### [Problem details]
Make an exact copy of the records, with the pictures left out.

(Dataset records on visual material)
»»

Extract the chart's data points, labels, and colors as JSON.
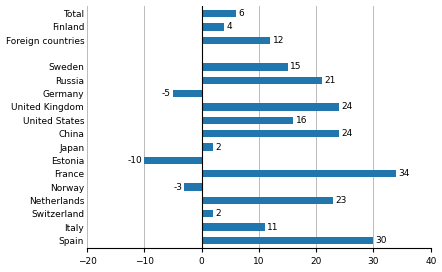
{
  "categories": [
    "Total",
    "Finland",
    "Foreign countries",
    "",
    "Sweden",
    "Russia",
    "Germany",
    "United Kingdom",
    "United States",
    "China",
    "Japan",
    "Estonia",
    "France",
    "Norway",
    "Netherlands",
    "Switzerland",
    "Italy",
    "Spain"
  ],
  "values": [
    6,
    4,
    12,
    null,
    15,
    21,
    -5,
    24,
    16,
    24,
    2,
    -10,
    34,
    -3,
    23,
    2,
    11,
    30
  ],
  "bar_color": "#2176ae",
  "xlim": [
    -20,
    40
  ],
  "xticks": [
    -20,
    -10,
    0,
    10,
    20,
    30,
    40
  ],
  "grid_color": "#b0b0b0",
  "bar_height": 0.55,
  "label_fontsize": 6.5,
  "tick_fontsize": 6.5,
  "value_fontsize": 6.5
}
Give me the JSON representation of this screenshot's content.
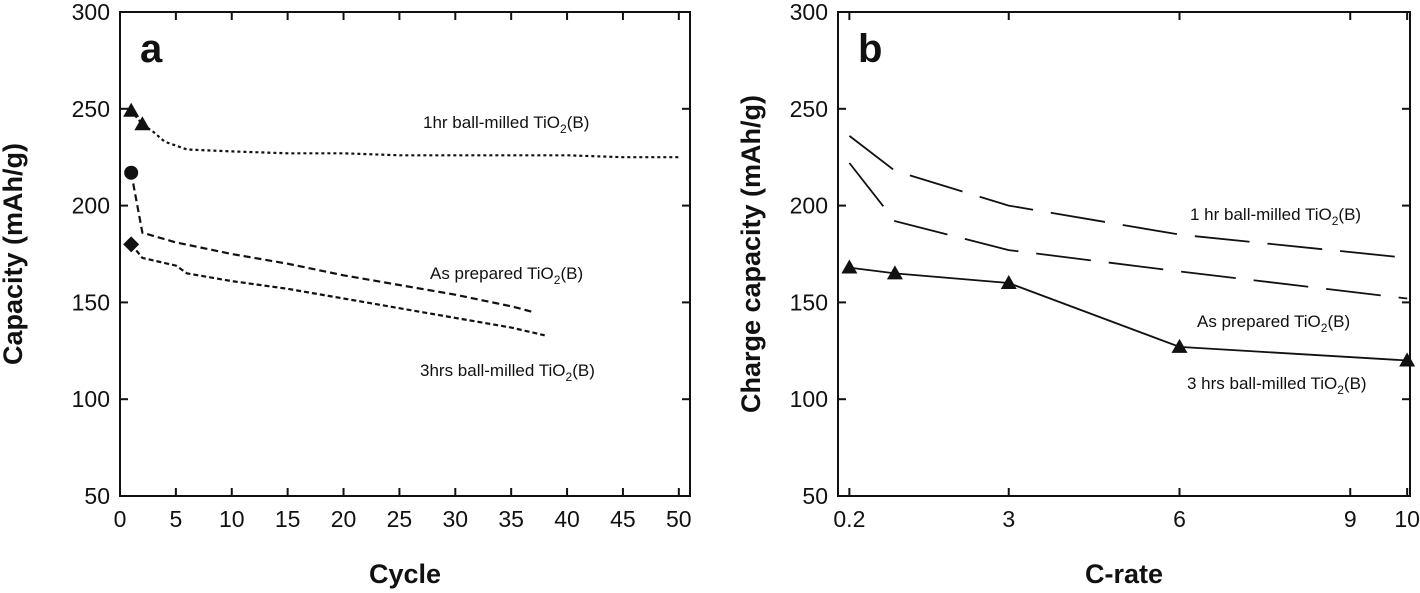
{
  "chart_data": [
    {
      "type": "line",
      "panel": "a",
      "xlabel": "Cycle",
      "ylabel": "Capacity (mAh/g)",
      "xlim": [
        0,
        51
      ],
      "ylim": [
        50,
        300
      ],
      "xticks": [
        0,
        5,
        10,
        15,
        20,
        25,
        30,
        35,
        40,
        45,
        50
      ],
      "yticks": [
        50,
        100,
        150,
        200,
        250,
        300
      ],
      "grid": false,
      "series": [
        {
          "name": "1hr ball-milled TiO2(B)",
          "label": {
            "base": "1hr ball-milled TiO",
            "sub": "2",
            "tail": "(B)"
          },
          "marker": "triangle",
          "x": [
            1,
            2,
            3,
            4,
            6,
            10,
            15,
            20,
            25,
            30,
            35,
            40,
            45,
            50
          ],
          "y": [
            249,
            242,
            238,
            233,
            229,
            228,
            227,
            227,
            226,
            226,
            226,
            226,
            225,
            225
          ]
        },
        {
          "name": "As prepared TiO2(B)",
          "label": {
            "base": "As prepared TiO",
            "sub": "2",
            "tail": "(B)"
          },
          "marker": "circle",
          "x": [
            1,
            2,
            5,
            10,
            15,
            20,
            25,
            30,
            35,
            37
          ],
          "y": [
            217,
            186,
            181,
            175,
            170,
            164,
            159,
            154,
            148,
            145
          ]
        },
        {
          "name": "3hrs ball-milled TiO2(B)",
          "label": {
            "base": "3hrs ball-milled TiO",
            "sub": "2",
            "tail": "(B)"
          },
          "marker": "diamond",
          "x": [
            1,
            2,
            5,
            6,
            10,
            15,
            20,
            25,
            30,
            35,
            38
          ],
          "y": [
            180,
            173,
            169,
            165,
            161,
            157,
            152,
            147,
            142,
            137,
            133
          ]
        }
      ]
    },
    {
      "type": "line",
      "panel": "b",
      "xlabel": "C-rate",
      "ylabel": "Charge capacity (mAh/g)",
      "xlim": [
        0,
        10.05
      ],
      "ylim": [
        50,
        300
      ],
      "xticks": [
        0.2,
        3,
        6,
        9,
        10
      ],
      "yticks": [
        50,
        100,
        150,
        200,
        250,
        300
      ],
      "grid": false,
      "series": [
        {
          "name": "1 hr ball-milled TiO2(B)",
          "label": {
            "base": "1 hr ball-milled TiO",
            "sub": "2",
            "tail": "(B)"
          },
          "style": "long-dash",
          "x": [
            0.2,
            1,
            3,
            6,
            10
          ],
          "y": [
            236,
            218,
            200,
            185,
            173
          ]
        },
        {
          "name": "As prepared TiO2(B)",
          "label": {
            "base": "As prepared TiO",
            "sub": "2",
            "tail": "(B)"
          },
          "style": "long-dash",
          "x": [
            0.2,
            1,
            3,
            6,
            10
          ],
          "y": [
            222,
            192,
            177,
            166,
            152
          ]
        },
        {
          "name": "3 hrs ball-milled TiO2(B)",
          "label": {
            "base": "3 hrs ball-milled TiO",
            "sub": "2",
            "tail": "(B)"
          },
          "style": "solid",
          "marker": "triangle",
          "x": [
            0.2,
            1,
            3,
            6,
            10
          ],
          "y": [
            168,
            165,
            160,
            127,
            120
          ]
        }
      ]
    }
  ]
}
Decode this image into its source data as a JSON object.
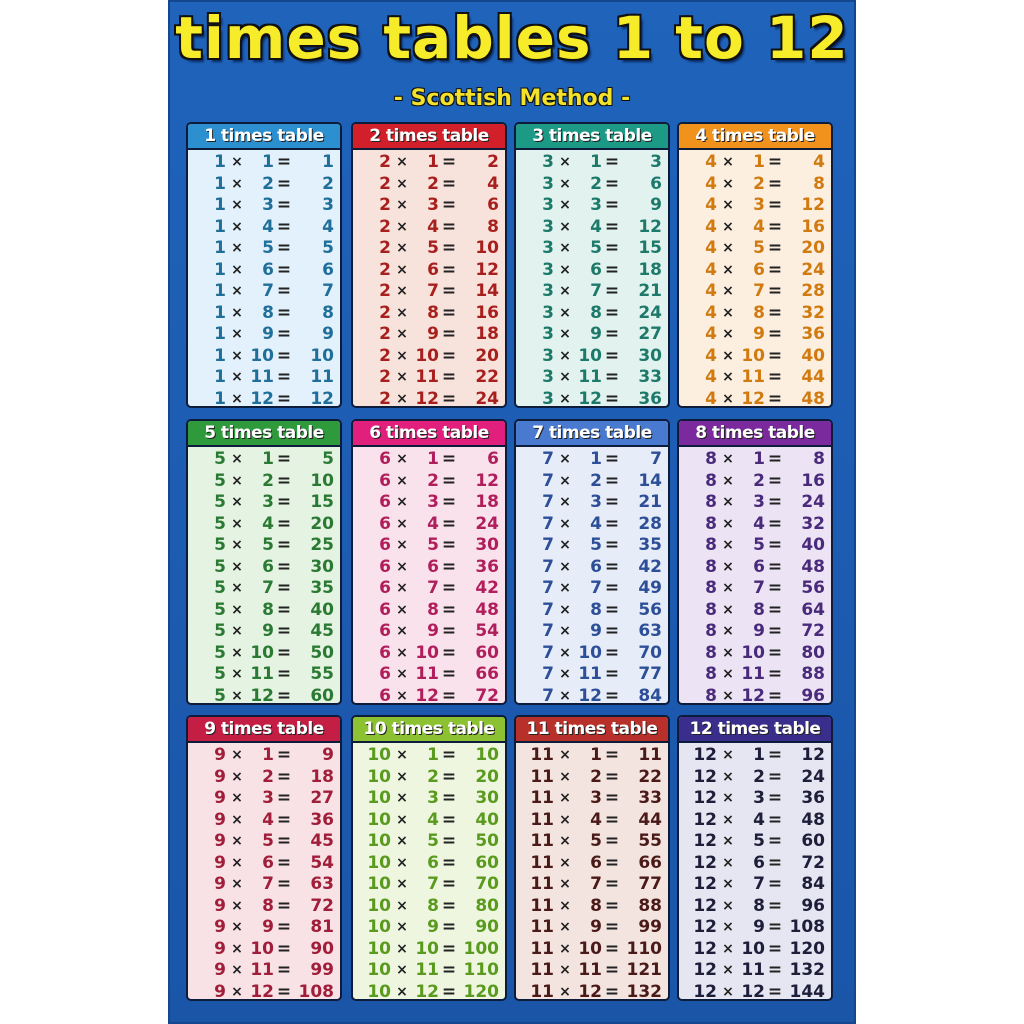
{
  "title": "times tables 1 to 12",
  "subtitle": "- Scottish Method -",
  "colors": {
    "background": "#1c5bb0",
    "title": "#f7ec2a"
  },
  "tables": [
    {
      "label": "1 times table",
      "n": 1,
      "header_color": "#2b8fd0",
      "body_color": "#e2f1fb",
      "number_color": "#1f6f9a"
    },
    {
      "label": "2 times table",
      "n": 2,
      "header_color": "#d2202a",
      "body_color": "#f8e2dc",
      "number_color": "#a8201e"
    },
    {
      "label": "3 times table",
      "n": 3,
      "header_color": "#1d9a86",
      "body_color": "#e2f3ef",
      "number_color": "#1d7a6a"
    },
    {
      "label": "4 times table",
      "n": 4,
      "header_color": "#f0921c",
      "body_color": "#fcefe0",
      "number_color": "#d07a10"
    },
    {
      "label": "5 times table",
      "n": 5,
      "header_color": "#2f9a3c",
      "body_color": "#e4f3e2",
      "number_color": "#2a7a34"
    },
    {
      "label": "6 times table",
      "n": 6,
      "header_color": "#e0207c",
      "body_color": "#fae2ec",
      "number_color": "#b01e5c"
    },
    {
      "label": "7 times table",
      "n": 7,
      "header_color": "#4a7ad0",
      "body_color": "#e6ecf8",
      "number_color": "#2d4f98"
    },
    {
      "label": "8 times table",
      "n": 8,
      "header_color": "#7a2a9c",
      "body_color": "#ece4f4",
      "number_color": "#4a2a7a"
    },
    {
      "label": "9 times table",
      "n": 9,
      "header_color": "#c41e44",
      "body_color": "#f8e2e6",
      "number_color": "#a01e3a"
    },
    {
      "label": "10 times table",
      "n": 10,
      "header_color": "#8cc232",
      "body_color": "#eef6e0",
      "number_color": "#5a9a1e"
    },
    {
      "label": "11 times table",
      "n": 11,
      "header_color": "#b8302a",
      "body_color": "#f4e4e0",
      "number_color": "#4a1a18"
    },
    {
      "label": "12 times table",
      "n": 12,
      "header_color": "#3a2e8c",
      "body_color": "#e6e6f2",
      "number_color": "#1e1e3a"
    }
  ],
  "symbols": {
    "times": "×",
    "equals": "="
  }
}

««

### [Completed exercise]
Extract the chart's data points, labels, and colors as JSON.
{
  "categories": [
    "Total",
    "Finland",
    "Foreign countries",
    "",
    "Sweden",
    "Russia",
    "Germany",
    "United Kingdom",
    "United States",
    "China",
    "Japan",
    "Estonia",
    "France",
    "Norway",
    "Netherlands",
    "Switzerland",
    "Italy",
    "Spain"
  ],
  "values": [
    6,
    4,
    12,
    null,
    15,
    21,
    -5,
    24,
    16,
    24,
    2,
    -10,
    34,
    -3,
    23,
    2,
    11,
    30
  ],
  "bar_color": "#2176ae",
  "xlim": [
    -20,
    40
  ],
  "xticks": [
    -20,
    -10,
    0,
    10,
    20,
    30,
    40
  ],
  "grid_color": "#b0b0b0",
  "bar_height": 0.55,
  "label_fontsize": 6.5,
  "tick_fontsize": 6.5,
  "value_fontsize": 6.5
}
Give me the JSON representation of this screenshot's content.
{
  "chart_data": [
    {
      "type": "line",
      "panel": "a",
      "xlabel": "Cycle",
      "ylabel": "Capacity (mAh/g)",
      "xlim": [
        0,
        51
      ],
      "ylim": [
        50,
        300
      ],
      "xticks": [
        0,
        5,
        10,
        15,
        20,
        25,
        30,
        35,
        40,
        45,
        50
      ],
      "yticks": [
        50,
        100,
        150,
        200,
        250,
        300
      ],
      "grid": false,
      "series": [
        {
          "name": "1hr ball-milled TiO2(B)",
          "label": {
            "base": "1hr ball-milled TiO",
            "sub": "2",
            "tail": "(B)"
          },
          "marker": "triangle",
          "x": [
            1,
            2,
            3,
            4,
            6,
            10,
            15,
            20,
            25,
            30,
            35,
            40,
            45,
            50
          ],
          "y": [
            249,
            242,
            238,
            233,
            229,
            228,
            227,
            227,
            226,
            226,
            226,
            226,
            225,
            225
          ]
        },
        {
          "name": "As prepared TiO2(B)",
          "label": {
            "base": "As prepared TiO",
            "sub": "2",
            "tail": "(B)"
          },
          "marker": "circle",
          "x": [
            1,
            2,
            5,
            10,
            15,
            20,
            25,
            30,
            35,
            37
          ],
          "y": [
            217,
            186,
            181,
            175,
            170,
            164,
            159,
            154,
            148,
            145
          ]
        },
        {
          "name": "3hrs ball-milled TiO2(B)",
          "label": {
            "base": "3hrs ball-milled TiO",
            "sub": "2",
            "tail": "(B)"
          },
          "marker": "diamond",
          "x": [
            1,
            2,
            5,
            6,
            10,
            15,
            20,
            25,
            30,
            35,
            38
          ],
          "y": [
            180,
            173,
            169,
            165,
            161,
            157,
            152,
            147,
            142,
            137,
            133
          ]
        }
      ]
    },
    {
      "type": "line",
      "panel": "b",
      "xlabel": "C-rate",
      "ylabel": "Charge capacity (mAh/g)",
      "xlim": [
        0,
        10.05
      ],
      "ylim": [
        50,
        300
      ],
      "xticks": [
        0.2,
        3,
        6,
        9,
        10
      ],
      "yticks": [
        50,
        100,
        150,
        200,
        250,
        300
      ],
      "grid": false,
      "series": [
        {
          "name": "1 hr ball-milled TiO2(B)",
          "label": {
            "base": "1 hr ball-milled TiO",
            "sub": "2",
            "tail": "(B)"
          },
          "style": "long-dash",
          "x": [
            0.2,
            1,
            3,
            6,
            10
          ],
          "y": [
            236,
            218,
            200,
            185,
            173
          ]
        },
        {
          "name": "As prepared TiO2(B)",
          "label": {
            "base": "As prepared TiO",
            "sub": "2",
            "tail": "(B)"
          },
          "style": "long-dash",
          "x": [
            0.2,
            1,
            3,
            6,
            10
          ],
          "y": [
            222,
            192,
            177,
            166,
            152
          ]
        },
        {
          "name": "3 hrs ball-milled TiO2(B)",
          "label": {
            "base": "3 hrs ball-milled TiO",
            "sub": "2",
            "tail": "(B)"
          },
          "style": "solid",
          "marker": "triangle",
          "x": [
            0.2,
            1,
            3,
            6,
            10
          ],
          "y": [
            168,
            165,
            160,
            127,
            120
          ]
        }
      ]
    }
  ]
}
Decode this image into its source data as a JSON object.
{
  "title": "times tables 1 to 12",
  "subtitle": "- Scottish Method -",
  "colors": {
    "background": "#1c5bb0",
    "title": "#f7ec2a"
  },
  "tables": [
    {
      "label": "1 times table",
      "n": 1,
      "header_color": "#2b8fd0",
      "body_color": "#e2f1fb",
      "number_color": "#1f6f9a"
    },
    {
      "label": "2 times table",
      "n": 2,
      "header_color": "#d2202a",
      "body_color": "#f8e2dc",
      "number_color": "#a8201e"
    },
    {
      "label": "3 times table",
      "n": 3,
      "header_color": "#1d9a86",
      "body_color": "#e2f3ef",
      "number_color": "#1d7a6a"
    },
    {
      "label": "4 times table",
      "n": 4,
      "header_color": "#f0921c",
      "body_color": "#fcefe0",
      "number_color": "#d07a10"
    },
    {
      "label": "5 times table",
      "n": 5,
      "header_color": "#2f9a3c",
      "body_color": "#e4f3e2",
      "number_color": "#2a7a34"
    },
    {
      "label": "6 times table",
      "n": 6,
      "header_color": "#e0207c",
      "body_color": "#fae2ec",
      "number_color": "#b01e5c"
    },
    {
      "label": "7 times table",
      "n": 7,
      "header_color": "#4a7ad0",
      "body_color": "#e6ecf8",
      "number_color": "#2d4f98"
    },
    {
      "label": "8 times table",
      "n": 8,
      "header_color": "#7a2a9c",
      "body_color": "#ece4f4",
      "number_color": "#4a2a7a"
    },
    {
      "label": "9 times table",
      "n": 9,
      "header_color": "#c41e44",
      "body_color": "#f8e2e6",
      "number_color": "#a01e3a"
    },
    {
      "label": "10 times table",
      "n": 10,
      "header_color": "#8cc232",
      "body_color": "#eef6e0",
      "number_color": "#5a9a1e"
    },
    {
      "label": "11 times table",
      "n": 11,
      "header_color": "#b8302a",
      "body_color": "#f4e4e0",
      "number_color": "#4a1a18"
    },
    {
      "label": "12 times table",
      "n": 12,
      "header_color": "#3a2e8c",
      "body_color": "#e6e6f2",
      "number_color": "#1e1e3a"
    }
  ],
  "symbols": {
    "times": "×",
    "equals": "="
  }
}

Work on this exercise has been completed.